━━ Records to process

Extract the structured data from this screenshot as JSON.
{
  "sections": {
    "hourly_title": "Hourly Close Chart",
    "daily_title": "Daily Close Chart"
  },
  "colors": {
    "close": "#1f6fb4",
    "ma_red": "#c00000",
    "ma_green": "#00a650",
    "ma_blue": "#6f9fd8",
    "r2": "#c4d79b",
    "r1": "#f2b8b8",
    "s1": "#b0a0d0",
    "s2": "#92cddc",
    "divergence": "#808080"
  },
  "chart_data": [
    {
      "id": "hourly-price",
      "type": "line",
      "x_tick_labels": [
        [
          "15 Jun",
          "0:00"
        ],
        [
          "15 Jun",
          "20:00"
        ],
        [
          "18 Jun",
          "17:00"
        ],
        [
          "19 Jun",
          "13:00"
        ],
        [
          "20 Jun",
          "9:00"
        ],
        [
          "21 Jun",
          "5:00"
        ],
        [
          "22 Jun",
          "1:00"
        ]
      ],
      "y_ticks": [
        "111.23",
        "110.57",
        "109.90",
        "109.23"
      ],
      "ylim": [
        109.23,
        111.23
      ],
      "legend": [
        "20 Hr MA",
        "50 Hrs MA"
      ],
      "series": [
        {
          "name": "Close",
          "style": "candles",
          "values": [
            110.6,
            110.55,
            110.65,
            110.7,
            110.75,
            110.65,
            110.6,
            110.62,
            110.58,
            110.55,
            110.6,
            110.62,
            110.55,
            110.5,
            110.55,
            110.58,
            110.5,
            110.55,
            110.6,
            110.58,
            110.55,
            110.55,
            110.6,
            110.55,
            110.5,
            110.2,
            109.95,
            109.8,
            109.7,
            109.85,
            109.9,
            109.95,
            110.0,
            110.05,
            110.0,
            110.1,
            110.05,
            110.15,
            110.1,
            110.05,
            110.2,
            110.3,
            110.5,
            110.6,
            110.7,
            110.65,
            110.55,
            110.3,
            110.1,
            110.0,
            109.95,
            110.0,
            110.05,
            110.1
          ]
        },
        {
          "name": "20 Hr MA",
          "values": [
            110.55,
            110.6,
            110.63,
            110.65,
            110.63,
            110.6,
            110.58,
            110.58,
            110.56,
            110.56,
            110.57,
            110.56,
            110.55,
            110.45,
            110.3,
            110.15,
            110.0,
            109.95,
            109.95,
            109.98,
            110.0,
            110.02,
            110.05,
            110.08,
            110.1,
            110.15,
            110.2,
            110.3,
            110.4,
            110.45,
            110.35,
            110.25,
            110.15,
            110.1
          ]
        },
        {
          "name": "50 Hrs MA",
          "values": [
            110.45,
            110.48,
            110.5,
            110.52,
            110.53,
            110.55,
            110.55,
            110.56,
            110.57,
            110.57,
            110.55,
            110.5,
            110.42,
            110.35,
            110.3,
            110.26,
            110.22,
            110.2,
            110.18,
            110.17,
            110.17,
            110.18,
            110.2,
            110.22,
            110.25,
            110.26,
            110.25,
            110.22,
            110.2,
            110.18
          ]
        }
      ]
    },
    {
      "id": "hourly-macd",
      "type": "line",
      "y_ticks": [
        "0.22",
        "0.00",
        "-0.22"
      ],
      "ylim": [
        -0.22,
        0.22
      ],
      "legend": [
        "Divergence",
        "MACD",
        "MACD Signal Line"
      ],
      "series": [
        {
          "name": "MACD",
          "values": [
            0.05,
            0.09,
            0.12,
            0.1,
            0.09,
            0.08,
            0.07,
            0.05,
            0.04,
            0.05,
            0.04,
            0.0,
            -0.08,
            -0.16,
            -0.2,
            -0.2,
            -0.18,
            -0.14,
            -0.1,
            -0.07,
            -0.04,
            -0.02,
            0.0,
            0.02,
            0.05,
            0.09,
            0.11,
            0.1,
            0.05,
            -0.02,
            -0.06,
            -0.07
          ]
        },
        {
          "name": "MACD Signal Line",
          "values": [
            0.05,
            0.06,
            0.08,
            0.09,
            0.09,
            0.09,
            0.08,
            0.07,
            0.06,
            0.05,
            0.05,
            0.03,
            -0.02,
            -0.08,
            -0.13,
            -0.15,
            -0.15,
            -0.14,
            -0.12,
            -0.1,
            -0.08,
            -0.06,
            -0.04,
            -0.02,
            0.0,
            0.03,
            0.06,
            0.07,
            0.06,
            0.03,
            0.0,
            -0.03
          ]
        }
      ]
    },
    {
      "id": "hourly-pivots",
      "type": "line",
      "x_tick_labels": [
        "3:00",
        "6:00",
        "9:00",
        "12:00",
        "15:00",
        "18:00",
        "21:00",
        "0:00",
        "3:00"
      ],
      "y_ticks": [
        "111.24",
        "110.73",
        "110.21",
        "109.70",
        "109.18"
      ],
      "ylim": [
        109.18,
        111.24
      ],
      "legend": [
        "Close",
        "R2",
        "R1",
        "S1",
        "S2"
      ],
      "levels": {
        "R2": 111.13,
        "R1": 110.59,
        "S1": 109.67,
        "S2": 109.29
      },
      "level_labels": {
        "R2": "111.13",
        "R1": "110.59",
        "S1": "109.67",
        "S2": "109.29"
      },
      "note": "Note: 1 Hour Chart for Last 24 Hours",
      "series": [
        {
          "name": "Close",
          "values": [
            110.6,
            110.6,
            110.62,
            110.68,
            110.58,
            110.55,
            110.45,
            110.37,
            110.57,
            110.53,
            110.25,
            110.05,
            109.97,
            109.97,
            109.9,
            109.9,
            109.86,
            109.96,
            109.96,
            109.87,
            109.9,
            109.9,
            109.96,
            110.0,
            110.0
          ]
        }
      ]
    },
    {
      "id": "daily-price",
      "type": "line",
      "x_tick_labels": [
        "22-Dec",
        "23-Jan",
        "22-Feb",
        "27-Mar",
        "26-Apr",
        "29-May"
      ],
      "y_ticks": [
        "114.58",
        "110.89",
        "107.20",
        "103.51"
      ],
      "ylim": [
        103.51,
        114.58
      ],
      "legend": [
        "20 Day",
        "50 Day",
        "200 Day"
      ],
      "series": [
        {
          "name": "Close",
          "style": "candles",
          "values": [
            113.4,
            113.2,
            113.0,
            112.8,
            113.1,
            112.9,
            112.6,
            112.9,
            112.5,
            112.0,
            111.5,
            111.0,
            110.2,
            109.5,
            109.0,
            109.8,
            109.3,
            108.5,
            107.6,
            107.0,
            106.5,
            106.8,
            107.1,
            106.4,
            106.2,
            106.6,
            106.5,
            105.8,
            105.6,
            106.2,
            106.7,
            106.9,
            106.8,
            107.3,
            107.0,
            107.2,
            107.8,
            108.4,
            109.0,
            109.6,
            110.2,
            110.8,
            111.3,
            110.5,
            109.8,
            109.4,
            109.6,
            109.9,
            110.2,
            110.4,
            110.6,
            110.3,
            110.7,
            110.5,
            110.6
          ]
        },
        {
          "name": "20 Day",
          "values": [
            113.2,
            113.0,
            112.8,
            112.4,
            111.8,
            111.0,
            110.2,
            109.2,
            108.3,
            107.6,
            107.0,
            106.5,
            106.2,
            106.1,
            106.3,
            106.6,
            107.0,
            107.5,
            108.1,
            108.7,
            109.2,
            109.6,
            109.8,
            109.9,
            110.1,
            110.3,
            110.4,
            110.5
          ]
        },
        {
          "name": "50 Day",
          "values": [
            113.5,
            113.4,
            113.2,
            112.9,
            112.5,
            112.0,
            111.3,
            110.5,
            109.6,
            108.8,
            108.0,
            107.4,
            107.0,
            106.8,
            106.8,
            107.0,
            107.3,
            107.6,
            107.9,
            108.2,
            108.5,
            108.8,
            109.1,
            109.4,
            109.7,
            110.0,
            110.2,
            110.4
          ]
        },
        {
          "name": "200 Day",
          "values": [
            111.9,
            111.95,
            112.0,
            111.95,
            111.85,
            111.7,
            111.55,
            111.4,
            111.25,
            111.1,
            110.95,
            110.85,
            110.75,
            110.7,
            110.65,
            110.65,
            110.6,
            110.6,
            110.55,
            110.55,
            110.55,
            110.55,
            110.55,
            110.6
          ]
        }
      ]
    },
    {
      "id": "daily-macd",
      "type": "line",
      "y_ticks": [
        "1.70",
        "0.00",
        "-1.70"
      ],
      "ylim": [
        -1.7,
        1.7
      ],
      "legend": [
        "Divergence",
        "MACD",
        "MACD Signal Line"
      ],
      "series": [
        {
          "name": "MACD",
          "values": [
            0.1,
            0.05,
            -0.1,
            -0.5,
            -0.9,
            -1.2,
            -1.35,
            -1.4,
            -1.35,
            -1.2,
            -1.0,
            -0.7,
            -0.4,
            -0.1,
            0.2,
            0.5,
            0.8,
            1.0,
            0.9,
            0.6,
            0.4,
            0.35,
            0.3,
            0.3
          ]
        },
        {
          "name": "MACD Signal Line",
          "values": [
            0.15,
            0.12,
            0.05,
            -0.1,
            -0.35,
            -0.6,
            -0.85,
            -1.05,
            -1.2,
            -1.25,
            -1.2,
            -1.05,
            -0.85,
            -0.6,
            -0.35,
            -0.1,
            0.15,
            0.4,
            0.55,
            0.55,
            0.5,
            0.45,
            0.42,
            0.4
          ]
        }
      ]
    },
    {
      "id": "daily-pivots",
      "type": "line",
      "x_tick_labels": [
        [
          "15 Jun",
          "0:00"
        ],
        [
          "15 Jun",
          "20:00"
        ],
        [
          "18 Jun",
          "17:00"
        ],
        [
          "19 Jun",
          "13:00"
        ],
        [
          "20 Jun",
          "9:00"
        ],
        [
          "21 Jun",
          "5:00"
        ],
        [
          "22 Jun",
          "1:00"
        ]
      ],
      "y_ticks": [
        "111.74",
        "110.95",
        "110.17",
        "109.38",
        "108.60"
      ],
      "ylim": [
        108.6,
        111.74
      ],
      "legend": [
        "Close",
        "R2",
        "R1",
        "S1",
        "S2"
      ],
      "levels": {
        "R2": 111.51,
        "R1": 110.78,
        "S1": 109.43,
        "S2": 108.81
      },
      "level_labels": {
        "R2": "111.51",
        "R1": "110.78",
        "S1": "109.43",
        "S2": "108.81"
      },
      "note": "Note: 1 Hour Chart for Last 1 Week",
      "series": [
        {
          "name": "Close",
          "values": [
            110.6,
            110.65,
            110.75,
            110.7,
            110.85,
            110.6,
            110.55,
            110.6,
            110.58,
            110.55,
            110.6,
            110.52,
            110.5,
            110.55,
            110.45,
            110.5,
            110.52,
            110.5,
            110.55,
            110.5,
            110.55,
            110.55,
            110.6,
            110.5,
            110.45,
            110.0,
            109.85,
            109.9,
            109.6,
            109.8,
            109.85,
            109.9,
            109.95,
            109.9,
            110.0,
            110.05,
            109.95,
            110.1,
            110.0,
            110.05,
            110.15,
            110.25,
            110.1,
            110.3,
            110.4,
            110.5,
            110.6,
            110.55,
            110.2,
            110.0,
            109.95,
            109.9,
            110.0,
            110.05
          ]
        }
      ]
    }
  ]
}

━━━━

Short task
Look through the records and gather every line containing "note".

Worked answer
      "note": "Note: 1 Hour Chart for Last 24 Hours",
      "note": "Note: 1 Hour Chart for Last 1 Week",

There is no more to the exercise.